**Raw records**
★ ★ ★ ★

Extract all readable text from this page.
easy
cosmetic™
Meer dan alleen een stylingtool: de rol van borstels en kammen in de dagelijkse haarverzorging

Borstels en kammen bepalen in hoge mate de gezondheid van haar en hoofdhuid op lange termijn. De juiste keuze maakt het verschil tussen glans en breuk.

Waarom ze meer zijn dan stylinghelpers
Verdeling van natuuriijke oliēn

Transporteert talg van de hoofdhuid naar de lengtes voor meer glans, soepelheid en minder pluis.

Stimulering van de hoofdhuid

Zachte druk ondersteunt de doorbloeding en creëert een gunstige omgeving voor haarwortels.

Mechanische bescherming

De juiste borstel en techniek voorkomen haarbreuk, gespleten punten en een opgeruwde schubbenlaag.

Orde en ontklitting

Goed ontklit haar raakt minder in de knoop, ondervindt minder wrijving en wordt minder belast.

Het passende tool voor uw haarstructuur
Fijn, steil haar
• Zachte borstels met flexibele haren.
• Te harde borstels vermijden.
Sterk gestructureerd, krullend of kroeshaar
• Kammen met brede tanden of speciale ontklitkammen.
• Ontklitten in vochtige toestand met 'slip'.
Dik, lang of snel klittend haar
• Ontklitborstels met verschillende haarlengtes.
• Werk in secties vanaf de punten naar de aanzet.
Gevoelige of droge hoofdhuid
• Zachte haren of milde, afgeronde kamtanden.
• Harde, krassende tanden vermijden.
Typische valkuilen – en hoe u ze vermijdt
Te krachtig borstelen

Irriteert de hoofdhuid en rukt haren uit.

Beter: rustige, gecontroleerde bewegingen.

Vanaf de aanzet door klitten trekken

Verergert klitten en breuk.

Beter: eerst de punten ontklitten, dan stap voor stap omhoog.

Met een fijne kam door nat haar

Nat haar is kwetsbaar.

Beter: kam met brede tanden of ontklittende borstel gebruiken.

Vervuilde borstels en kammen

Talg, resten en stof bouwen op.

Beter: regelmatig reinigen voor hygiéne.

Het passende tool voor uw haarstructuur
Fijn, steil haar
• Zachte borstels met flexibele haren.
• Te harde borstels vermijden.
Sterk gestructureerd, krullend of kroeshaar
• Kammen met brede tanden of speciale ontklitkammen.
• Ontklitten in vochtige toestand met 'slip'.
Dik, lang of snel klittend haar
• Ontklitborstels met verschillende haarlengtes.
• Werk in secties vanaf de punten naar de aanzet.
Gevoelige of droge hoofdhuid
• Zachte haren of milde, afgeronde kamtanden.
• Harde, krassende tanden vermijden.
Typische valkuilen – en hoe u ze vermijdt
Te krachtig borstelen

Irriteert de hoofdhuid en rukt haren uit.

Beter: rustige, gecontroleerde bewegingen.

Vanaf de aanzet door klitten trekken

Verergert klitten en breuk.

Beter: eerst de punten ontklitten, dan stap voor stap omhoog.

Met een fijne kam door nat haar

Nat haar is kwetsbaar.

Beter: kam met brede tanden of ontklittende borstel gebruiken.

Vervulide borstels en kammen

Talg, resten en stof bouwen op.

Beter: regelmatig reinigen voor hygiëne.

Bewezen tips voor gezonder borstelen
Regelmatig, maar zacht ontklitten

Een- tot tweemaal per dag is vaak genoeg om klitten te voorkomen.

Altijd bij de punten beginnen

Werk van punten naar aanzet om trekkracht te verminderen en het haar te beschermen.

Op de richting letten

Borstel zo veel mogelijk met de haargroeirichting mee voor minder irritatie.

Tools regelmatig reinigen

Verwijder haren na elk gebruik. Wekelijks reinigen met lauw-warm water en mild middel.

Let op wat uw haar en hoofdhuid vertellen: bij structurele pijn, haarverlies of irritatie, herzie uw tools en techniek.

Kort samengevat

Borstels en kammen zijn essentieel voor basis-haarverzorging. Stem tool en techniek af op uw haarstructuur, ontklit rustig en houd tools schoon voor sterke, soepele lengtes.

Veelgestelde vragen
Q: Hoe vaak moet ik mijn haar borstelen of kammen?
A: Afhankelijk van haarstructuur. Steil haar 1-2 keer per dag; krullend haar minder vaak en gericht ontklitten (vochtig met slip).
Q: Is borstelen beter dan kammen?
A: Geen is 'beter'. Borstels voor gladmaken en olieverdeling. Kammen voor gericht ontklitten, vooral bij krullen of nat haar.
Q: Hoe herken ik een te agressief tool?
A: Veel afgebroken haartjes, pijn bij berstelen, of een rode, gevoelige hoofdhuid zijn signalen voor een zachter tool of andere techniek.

★ ★ ★ ★

**Required task**
Each line of the material must be restated exactly.

**Expected answer**
Extract all readable text from this page.
easy
cosmetic™
Meer dan alleen een stylingtool: de rol van borstels en kammen in de dagelijkse haarverzorging

Borstels en kammen bepalen in hoge mate de gezondheid van haar en hoofdhuid op lange termijn. De juiste keuze maakt het verschil tussen glans en breuk.

Waarom ze meer zijn dan stylinghelpers
Verdeling van natuuriijke oliēn

Transporteert talg van de hoofdhuid naar de lengtes voor meer glans, soepelheid en minder pluis.

Stimulering van de hoofdhuid

Zachte druk ondersteunt de doorbloeding en creëert een gunstige omgeving voor haarwortels.

Mechanische bescherming

De juiste borstel en techniek voorkomen haarbreuk, gespleten punten en een opgeruwde schubbenlaag.

Orde en ontklitting

Goed ontklit haar raakt minder in de knoop, ondervindt minder wrijving en wordt minder belast.

Het passende tool voor uw haarstructuur
Fijn, steil haar
• Zachte borstels met flexibele haren.
• Te harde borstels vermijden.
Sterk gestructureerd, krullend of kroeshaar
• Kammen met brede tanden of speciale ontklitkammen.
• Ontklitten in vochtige toestand met 'slip'.
Dik, lang of snel klittend haar
• Ontklitborstels met verschillende haarlengtes.
• Werk in secties vanaf de punten naar de aanzet.
Gevoelige of droge hoofdhuid
• Zachte haren of milde, afgeronde kamtanden.
• Harde, krassende tanden vermijden.
Typische valkuilen – en hoe u ze vermijdt
Te krachtig borstelen

Irriteert de hoofdhuid en rukt haren uit.

Beter: rustige, gecontroleerde bewegingen.

Vanaf de aanzet door klitten trekken

Verergert klitten en breuk.

Beter: eerst de punten ontklitten, dan stap voor stap omhoog.

Met een fijne kam door nat haar

Nat haar is kwetsbaar.

Beter: kam met brede tanden of ontklittende borstel gebruiken.

Vervuilde borstels en kammen

Talg, resten en stof bouwen op.

Beter: regelmatig reinigen voor hygiéne.

Het passende tool voor uw haarstructuur
Fijn, steil haar
• Zachte borstels met flexibele haren.
• Te harde borstels vermijden.
Sterk gestructureerd, krullend of kroeshaar
• Kammen met brede tanden of speciale ontklitkammen.
• Ontklitten in vochtige toestand met 'slip'.
Dik, lang of snel klittend haar
• Ontklitborstels met verschillende haarlengtes.
• Werk in secties vanaf de punten naar de aanzet.
Gevoelige of droge hoofdhuid
• Zachte haren of milde, afgeronde kamtanden.
• Harde, krassende tanden vermijden.
Typische valkuilen – en hoe u ze vermijdt
Te krachtig borstelen

Irriteert de hoofdhuid en rukt haren uit.

Beter: rustige, gecontroleerde bewegingen.

Vanaf de aanzet door klitten trekken

Verergert klitten en breuk.

Beter: eerst de punten ontklitten, dan stap voor stap omhoog.

Met een fijne kam door nat haar

Nat haar is kwetsbaar.

Beter: kam met brede tanden of ontklittende borstel gebruiken.

Vervulide borstels en kammen

Talg, resten en stof bouwen op.

Beter: regelmatig reinigen voor hygiëne.

Bewezen tips voor gezonder borstelen
Regelmatig, maar zacht ontklitten

Een- tot tweemaal per dag is vaak genoeg om klitten te voorkomen.

Altijd bij de punten beginnen

Werk van punten naar aanzet om trekkracht te verminderen en het haar te beschermen.

Op de richting letten

Borstel zo veel mogelijk met de haargroeirichting mee voor minder irritatie.

Tools regelmatig reinigen

Verwijder haren na elk gebruik. Wekelijks reinigen met lauw-warm water en mild middel.

Let op wat uw haar en hoofdhuid vertellen: bij structurele pijn, haarverlies of irritatie, herzie uw tools en techniek.

Kort samengevat

Borstels en kammen zijn essentieel voor basis-haarverzorging. Stem tool en techniek af op uw haarstructuur, ontklit rustig en houd tools schoon voor sterke, soepele lengtes.

Veelgestelde vragen
Q: Hoe vaak moet ik mijn haar borstelen of kammen?
A: Afhankelijk van haarstructuur. Steil haar 1-2 keer per dag; krullend haar minder vaak en gericht ontklitten (vochtig met slip).
Q: Is borstelen beter dan kammen?
A: Geen is 'beter'. Borstels voor gladmaken en olieverdeling. Kammen voor gericht ontklitten, vooral bij krullen of nat haar.
Q: Hoe herken ik een te agressief tool?
A: Veel afgebroken haartjes, pijn bij berstelen, of een rode, gevoelige hoofdhuid zijn signalen voor een zachter tool of andere techniek.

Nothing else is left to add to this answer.